Description of the task: In the listing below, locate the lines that hold "with" and copy them.
[Start of Material]
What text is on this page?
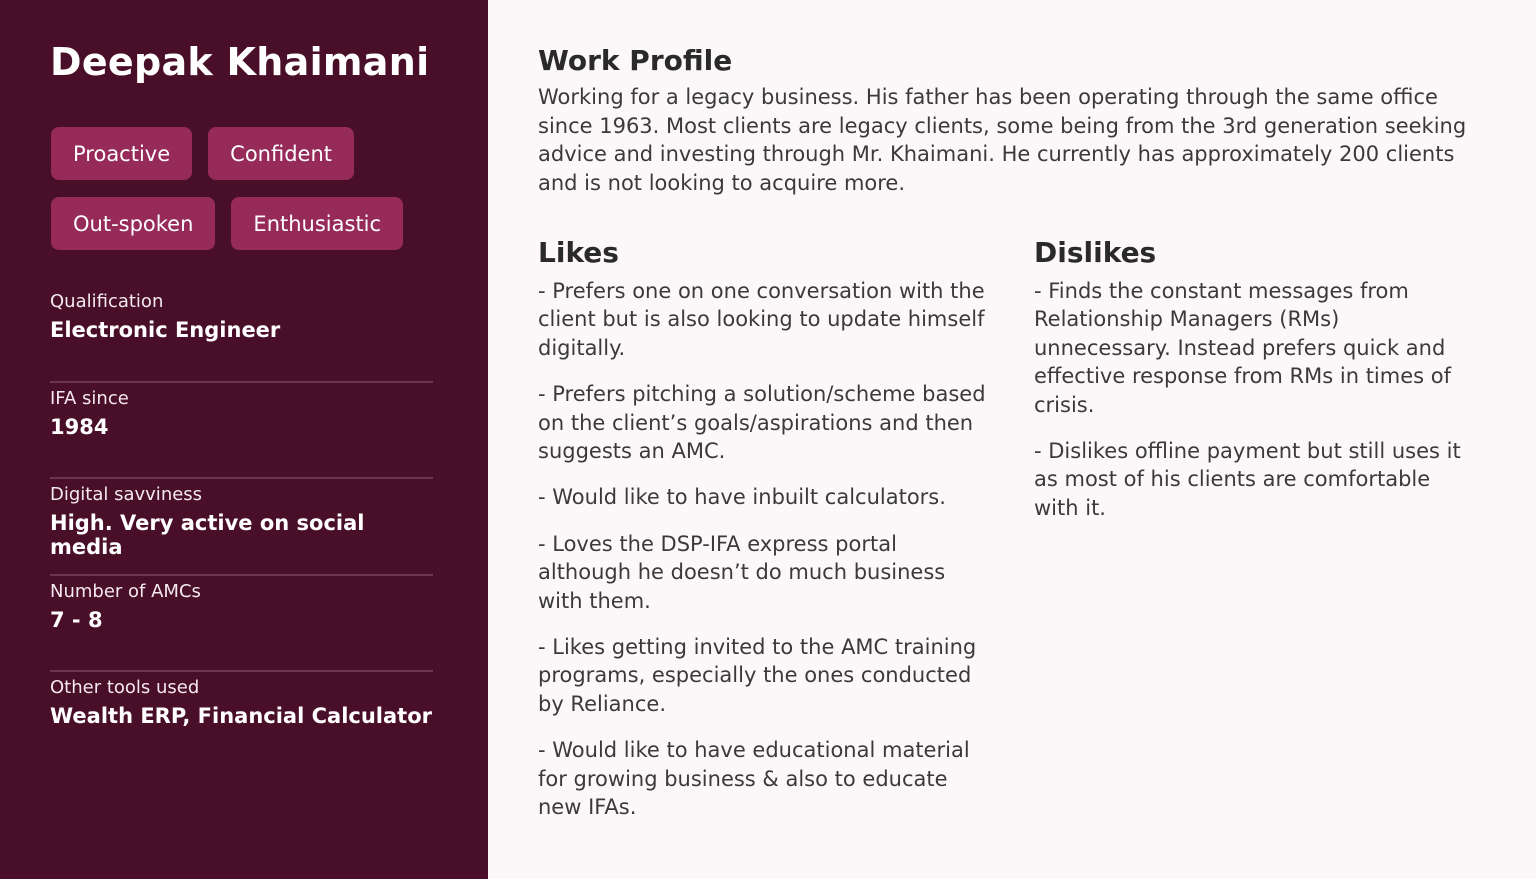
Deepak Khaimani
Proactive	Confident
Out-spoken	Enthusiastic
Qualification
Electronic Engineer
IFA since
1984
Digital savviness
High. Very active on social media
Number of AMCs
7 - 8
Other tools used
Wealth ERP, Financial Calculator
Work Profile

Working for a legacy business. His father has been operating through the same office since 1963. Most clients are legacy clients, some being from the 3rd generation seeking advice and investing through Mr. Khaimani. He currently has approximately 200 clients and is not looking to acquire more.

Likes

- Prefers one on one conversation with the client but is also looking to update himself digitally.

- Prefers pitching a solution/scheme based on the client’s goals/aspirations and then suggests an AMC.

- Would like to have inbuilt calculators.

- Loves the DSP-IFA express portal although he doesn’t do much business with them.

- Likes getting invited to the AMC training programs, especially the ones conducted by Reliance.

- Would like to have educational material for growing business & also to educate new IFAs.

Dislikes

- Finds the constant messages from Relationship Managers (RMs) unnecessary. Instead prefers quick and effective response from RMs in times of crisis.

- Dislikes offline payment but still uses it as most of his clients are comfortable with it.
[End of Material]
Solution for this exercise:
- Prefers one on one conversation with the client but is also looking to update himself digitally.
- Loves the DSP-IFA express portal although he doesn’t do much business with them.
- Dislikes offline payment but still uses it as most of his clients are comfortable with it.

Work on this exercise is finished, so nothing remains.